■ EXERCISE TASKS:
1. From the listing, give as a JSON list of strings the stretch from its start through the line containing "slice-label: Non-hazardous substance: [50, 193, 200, 208]", one string per line and with blank lines left out.
2. Take the essay on the film An Ode to John Smith further, picking up after its last sentence.

I made my own Smith-inspired film, which resuscitated the sculpture. The images we see in the film are the curtain blowing in the wind, the light playing on the bed sheets, the light playing over a contact sheet from Mekas’ film Paradise Not Yet Lost (1979), and the flag fluttering. The sound we hear is the blowing of wind, a siren in the background. I told the story of the sculpture in this video, with my own Smith-esque voice-over which was rather white text on a black screen. Smith’s voice-overs have a sense of being a draft version, a work on its way to being something else, accidental sketches taken as prompts for thought. My film practice takes this same shape of the incidental, the improvisatory, the openings that precipitate further thought. I called this film ‘An idea for a film’, then ‘An idea for a film of molten lead’, then An Ode to John Smith. I had to make a work in order to gesture toward a work that I was never going to be able to make.
This kind of ekphrastic practice imagines the impossible work in such a way so the work is made in the imagination of the viewer. In this case the moving image work is posited as ‘not the real thing’ – just a stand-in for something else in the making – or that is the conceit. The intended sculptural work is about volume, something to put in people’s paths, so that it isn’t just another fleeting, forgettable piece of poetry. The film is apparently just an interruption while the other work is being properly conceived. The film consists of pictures of light and wind. The images themselves are not already reduced to meaning, but rather offer an experience of qualities such as lightness – perhaps evoking the question of gravitas, of dimension and significance, and how these are measured. There is an interplay of materialities here between the text on screen, the black space in the frame, the silence, the qualities in the moving images, the rhythms they play out. We might also call these aesthetic interruptions: the plunge into the black on screen, the move toward the text, the blunt address of those words. We might remember that affect is “both relatedness and interruptions in relatedness, becoming a palimpsest of force-encounters traversing the ebbs and swells of intensities that pass between ‘bodies’” (Seigworth and Greg 2010, 2). Significantly there are no human figures in this video work. There is no one to identify with, a deliberate denial for the potential of emotional or sympathetic attachment. Rather the video creates a dwelling space for a thinking body to play out the tensions of my own grappling with the topic of war. The ‘dwelling space’ is created through time and relatedness between the frames of the film. The most basic measurable dimension of the film-as-object is its duration. Can duration measure the weight of pain? If we apply the logic of the sculpture here, we would be saying: can a time-based work be long enough, make its audience endure enough, to approach an understanding of something like war? And what kind of pictures would the audience need to endure?

■ RECORDED DATA:

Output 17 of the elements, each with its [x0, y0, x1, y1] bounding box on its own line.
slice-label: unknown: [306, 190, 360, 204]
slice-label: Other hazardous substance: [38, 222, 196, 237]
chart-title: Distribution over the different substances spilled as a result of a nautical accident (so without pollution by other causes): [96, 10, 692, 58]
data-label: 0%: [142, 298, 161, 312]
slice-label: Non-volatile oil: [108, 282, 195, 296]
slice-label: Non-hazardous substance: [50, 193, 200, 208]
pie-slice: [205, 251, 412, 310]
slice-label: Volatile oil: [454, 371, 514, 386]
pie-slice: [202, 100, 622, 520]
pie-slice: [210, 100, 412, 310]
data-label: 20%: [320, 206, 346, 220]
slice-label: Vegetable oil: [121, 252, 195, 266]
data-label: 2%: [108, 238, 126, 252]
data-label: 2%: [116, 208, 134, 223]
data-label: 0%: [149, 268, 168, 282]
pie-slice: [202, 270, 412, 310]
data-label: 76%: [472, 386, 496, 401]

■ ANSWERS TO THE EXERCISES:
1.
[
  "Output 17 of the elements, each with its [x0, y0, x1, y1] bounding box on its own line.",
  "slice-label: unknown: [306, 190, 360, 204]",
  "slice-label: Other hazardous substance: [38, 222, 196, 237]",
  "chart-title: Distribution over the different substances spilled as a result of a nautical accident (so without pollution by other causes): [96, 10, 692, 58]",
  "data-label: 0%: [142, 298, 161, 312]",
  "slice-label: Non-volatile oil: [108, 282, 195, 296]",
  "slice-label: Non-hazardous substance: [50, 193, 200, 208]"
]

2.
But this is to treat film as an object. And this is the very thing that is put into question by the film. Length does not equal weight. So when I speak about time and length I mean: the length of a breath. An audience breathes together with the film. An audience is beholden to the duration of the work, this is an intimacy and a particular kind of fascia holding bodies together. What is between the frames is the other dimension of film’s affective capacities that leak beyond the simple duration and time that we experience in a linear manner when we say: how long is the film? This capacity is a film’s visual depth, the way events – thematic, textural, material – across the film resonate with one another. This chiming across the images has the potential to evoke a multiplicity which isn’t determined by the linear, measurable length of the film, it is a leaking that can break the limits of the frame entirely. The film itself does not address this capacity of excess but rather its lack: I call the film a ‘place card’ as if it in itself is not enough, it doesn’t do the job, it is not complete. This is a playful dimension of the work that puts in mind the particular access film has to formal registers different to the sculpture, or essay, or philosophical proposition.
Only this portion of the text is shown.